### Source passage

Thursday, June 5, 2008
Check out the music video in my profile section....it was adapted from the Scorpion King after the production of the Tomb of the Dragon King started. I dont know but the lyrics really complement me and my spirit....i always believe that all men were born to stand alone....facing the dangers of life! All that crap about man is a social creature....true to some extent but in the end it is every man for himself....just like the jungle...Survival of the Fittest! The best win! Simple as that...no two ways about it....look at me...i am a aspiring young fencer who wishes to make a difference. in the whole fencing scene! In the end...it's me and only me who will take the final step or plunge towards victory or failure! It ends there....what everybody needs is the will! The will to take a decision and follow up on it no matter what the consequences....that is the sign of true courage and strength! For a person destined for success will make it in the end no matter what path he/she takes! Now let me leave you with this few verses from the song "The Pretender" by the Foo Fighters!
"What if I say I'm not like the others?
What if I say I'm not just another one of your plays?
You're the Pretender
What if I say I'll never surrender!"

######

Translate the sentence "The best win!" from the blog post into Spanish. The data comes from a different source than the blog post.

### Dataset content

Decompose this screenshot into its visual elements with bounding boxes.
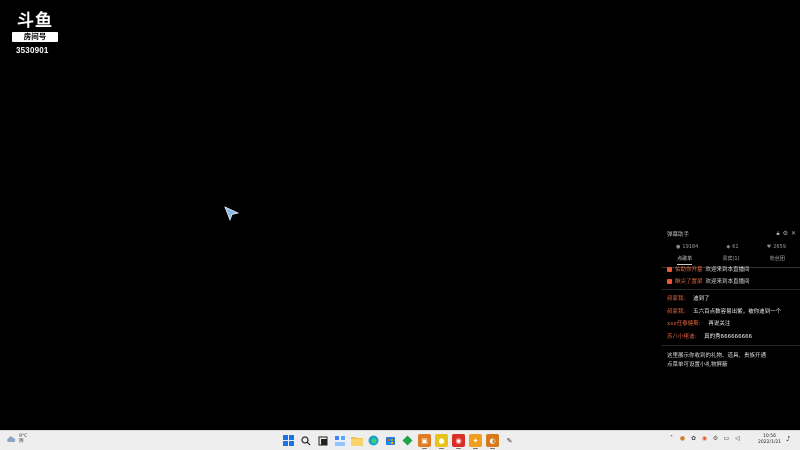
divider: [662, 345, 800, 346]
chat-text: 迪到了: [693, 296, 710, 302]
chat-username[interactable]: 苏八小佬迪:: [667, 334, 696, 340]
clock-date: 2022/1/21: [758, 440, 782, 445]
app-yellow-icon[interactable]: ●: [435, 434, 448, 449]
chat-message: 叔家我: 迪到了: [667, 294, 710, 302]
panel-tools: 🔒︎ ⚙ ✕: [776, 230, 796, 238]
system-message-text: 欢迎来到本直播间: [705, 279, 750, 285]
stat-value: 19184: [682, 244, 699, 250]
stat-viewers: ● 19184: [676, 244, 698, 250]
search-icon[interactable]: [299, 434, 312, 447]
danmaku-panel: 弹幕助手 🔒︎ ⚙ ✕ ● 19184 ◆ 61 ♥ 2659 点歌单 贵宾(1…: [662, 227, 800, 377]
system-message: 佑助你开基 欢迎来到本直播间: [667, 265, 750, 273]
close-icon[interactable]: ✕: [791, 230, 796, 238]
stat-value: 2659: [773, 244, 786, 250]
widgets-icon[interactable]: [333, 434, 346, 447]
notice-line: 这里展示你收到的礼物、道具、贵族开通: [667, 353, 767, 359]
system-message-user: 佑助你开基: [675, 267, 703, 273]
user-icon: ●: [676, 244, 681, 250]
tray-app-icon[interactable]: ●: [679, 435, 686, 442]
chat-message: xxx任泰健斯: 再说关注: [667, 319, 730, 327]
system-message-text: 欢迎来到本直播间: [705, 267, 750, 273]
chat-username[interactable]: xxx任泰健斯:: [667, 321, 701, 327]
divider: [662, 289, 800, 290]
network-icon[interactable]: ▭: [723, 435, 730, 442]
tab-fan-club[interactable]: 粉丝团: [770, 255, 785, 265]
app-orange-icon[interactable]: ▣: [418, 434, 431, 449]
store-icon[interactable]: [384, 434, 397, 447]
gift-icon: [667, 266, 672, 272]
task-view-icon[interactable]: [316, 434, 329, 447]
speaker-icon[interactable]: ◁: [734, 435, 741, 442]
weather-widget[interactable]: 9°C 阴: [6, 434, 27, 444]
clock[interactable]: 10:56 2022/1/21: [758, 434, 781, 446]
mouse-cursor-icon: [224, 206, 240, 222]
app-red-icon[interactable]: ◉: [452, 434, 465, 449]
gift-icon: [667, 278, 672, 284]
room-label: 房间号: [12, 32, 58, 42]
file-explorer-icon[interactable]: [350, 434, 363, 447]
weather-condition: 阴: [19, 439, 24, 444]
weather-text: 9°C 阴: [19, 434, 27, 444]
panel-header: 弹幕助手 🔒︎ ⚙ ✕: [667, 230, 796, 238]
room-number: 3530901: [16, 46, 49, 55]
chat-username[interactable]: 叔家我:: [667, 309, 685, 315]
notification-icon[interactable]: ♪: [786, 435, 790, 443]
fan-icon: ◆: [726, 244, 731, 250]
system-tray: ˄ ● ✿ ◉ ⚙ ▭ ◁: [668, 435, 741, 442]
tab-vip[interactable]: 贵宾(1): [722, 255, 739, 265]
notice-line: 点菜单可设置小礼物屏蔽: [667, 362, 728, 368]
chat-text: 五六百点数容易出紫，被你迪到一个: [693, 309, 782, 315]
chat-username[interactable]: 叔家我:: [667, 296, 685, 302]
app-green-icon[interactable]: [401, 434, 414, 447]
gift-notice: 这里展示你收到的礼物、道具、贵族开通 点菜单可设置小礼物屏蔽: [667, 352, 797, 370]
chat-message: 叔家我: 五六百点数容易出紫，被你迪到一个: [667, 307, 781, 315]
pen-icon[interactable]: ✎: [503, 434, 516, 447]
chevron-up-icon[interactable]: ˄: [668, 435, 675, 442]
taskbar-apps: ▣ ● ◉ ✦ ◐ ✎: [282, 434, 516, 449]
game-app-icon[interactable]: ✦: [469, 434, 482, 449]
stat-fans: ◆ 61: [726, 244, 738, 250]
tray-app-icon[interactable]: ⚙: [712, 435, 719, 442]
taskbar: 9°C 阴 ▣ ● ◉ ✦ ◐ ✎ ˄ ● ✿ ◉ ⚙ ▭ ◁ 10:56 20…: [0, 430, 800, 450]
app-orange2-icon[interactable]: ◐: [486, 434, 499, 449]
chat-message: 苏八小佬迪: 真的秀666666666: [667, 332, 752, 340]
gear-icon[interactable]: ⚙: [783, 230, 788, 238]
tab-song-list[interactable]: 点歌单: [677, 255, 693, 265]
panel-title: 弹幕助手: [667, 232, 690, 238]
stat-value: 61: [732, 244, 739, 250]
stat-likes: ♥ 2659: [767, 244, 786, 250]
stats-row: ● 19184 ◆ 61 ♥ 2659: [662, 244, 800, 250]
lock-icon[interactable]: 🔒︎: [776, 230, 779, 238]
tray-app-icon[interactable]: ◉: [701, 435, 708, 442]
heart-icon: ♥: [766, 244, 772, 250]
system-message-user: 瞅尖了置梁: [675, 279, 703, 285]
cloud-icon: [7, 436, 16, 442]
chat-text: 再说关注: [708, 321, 731, 327]
douyu-brand-text: 斗鱼: [17, 11, 53, 31]
chat-text: 真的秀666666666: [704, 334, 753, 340]
windows-start-icon[interactable]: [282, 434, 295, 447]
windows-logo-icon: [283, 435, 294, 446]
tray-app-icon[interactable]: ✿: [690, 435, 697, 442]
edge-browser-icon[interactable]: [367, 434, 380, 447]
system-message: 瞅尖了置梁 欢迎来到本直播间: [667, 277, 750, 285]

######

- _Correct result_: ¡Los mejores ganan!